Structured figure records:
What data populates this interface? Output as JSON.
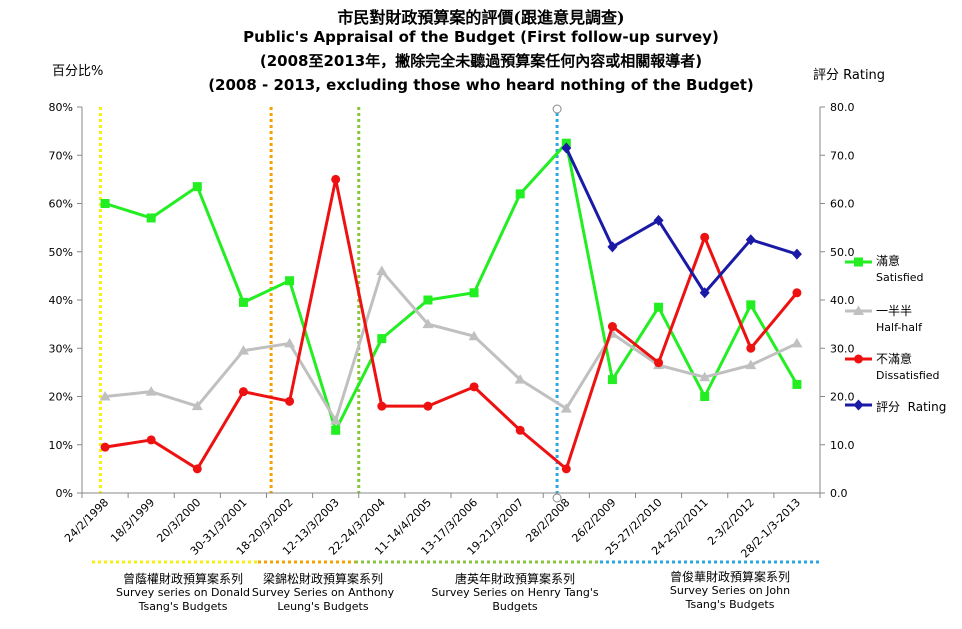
{
  "titles": {
    "line1": "市民對財政預算案的評價(跟進意見調查)",
    "line2": "Public's Appraisal of the Budget (First follow-up survey)",
    "line3": "(2008至2013年，撇除完全未聽過預算案任何內容或相關報導者)",
    "line4": "(2008 - 2013, excluding those who heard nothing of the Budget)"
  },
  "axis_titles": {
    "left": "百分比%",
    "right": "評分 Rating"
  },
  "chart_data": {
    "type": "line",
    "categories": [
      "24/2/1998",
      "18/3/1999",
      "20/3/2000",
      "30-31/3/2001",
      "18-20/3/2002",
      "12-13/3/2003",
      "22-24/3/2004",
      "11-14/4/2005",
      "13-17/3/2006",
      "19-21/3/2007",
      "28/2/2008",
      "26/2/2009",
      "25-27/2/2010",
      "24-25/2/2011",
      "2-3/2/2012",
      "28/2-1/3-2013"
    ],
    "y_left": {
      "ticks": [
        "0%",
        "10%",
        "20%",
        "30%",
        "40%",
        "50%",
        "60%",
        "70%",
        "80%"
      ],
      "range": [
        0,
        80
      ]
    },
    "y_right": {
      "ticks": [
        "0.0",
        "10.0",
        "20.0",
        "30.0",
        "40.0",
        "50.0",
        "60.0",
        "70.0",
        "80.0"
      ],
      "range": [
        0,
        80
      ]
    },
    "grid": false,
    "legend_position": "right",
    "series": [
      {
        "name": "滿意",
        "name_en": "Satisfied",
        "color": "#22ee22",
        "marker": "square",
        "axis": "left",
        "values": [
          60,
          57,
          63.5,
          39.5,
          44,
          13,
          32,
          40,
          41.5,
          62,
          72.5,
          23.5,
          38.5,
          20,
          39,
          22.5
        ]
      },
      {
        "name": "一半半",
        "name_en": "Half-half",
        "color": "#c0c0c0",
        "marker": "triangle",
        "axis": "left",
        "values": [
          20,
          21,
          18,
          29.5,
          31,
          15,
          46,
          35,
          32.5,
          23.5,
          17.5,
          33,
          26.5,
          24,
          26.5,
          31
        ]
      },
      {
        "name": "不滿意",
        "name_en": "Dissatisfied",
        "color": "#ee1111",
        "marker": "circle",
        "axis": "left",
        "values": [
          9.5,
          11,
          5,
          21,
          19,
          65,
          18,
          18,
          22,
          13,
          5,
          34.5,
          27,
          53,
          30,
          41.5
        ]
      },
      {
        "name": "評分",
        "name_en": "Rating",
        "color": "#1a1aa6",
        "marker": "diamond",
        "axis": "right",
        "values": [
          null,
          null,
          null,
          null,
          null,
          null,
          null,
          null,
          null,
          null,
          71.5,
          51,
          56.5,
          41.5,
          52.5,
          49.5
        ]
      }
    ],
    "era_dividers": [
      {
        "after_index": -0.1,
        "color": "#f5f011"
      },
      {
        "after_index": 3.6,
        "color": "#f5a300"
      },
      {
        "after_index": 5.5,
        "color": "#8ac53e"
      },
      {
        "after_index": 9.8,
        "color": "#29a9e0"
      }
    ],
    "eras": [
      {
        "zh": "曾蔭權財政預算案系列",
        "en": "Survey series on Donald Tsang's Budgets",
        "color": "#f5f011"
      },
      {
        "zh": "梁錦松財政預算案系列",
        "en": "Survey Series on Anthony Leung's Budgets",
        "color": "#f5a300"
      },
      {
        "zh": "唐英年財政預算案系列",
        "en": "Survey Series on Henry Tang's Budgets",
        "color": "#8ac53e"
      },
      {
        "zh": "曾俊華財政預算案系列",
        "en": "Survey Series on John Tsang's Budgets",
        "color": "#29a9e0"
      }
    ]
  }
}
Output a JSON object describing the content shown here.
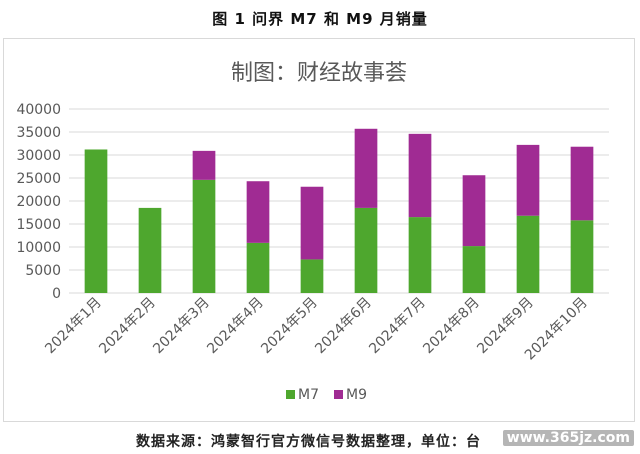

▶ [WRITTEN EXERCISE] Which lines contain the word "Budgets"? Copy each one.

▶ [WORKED SOLUTION]
        "en": "Survey series on Donald Tsang's Budgets",
        "en": "Survey Series on Anthony Leung's Budgets",
        "en": "Survey Series on Henry Tang's Budgets",
        "en": "Survey Series on John Tsang's Budgets",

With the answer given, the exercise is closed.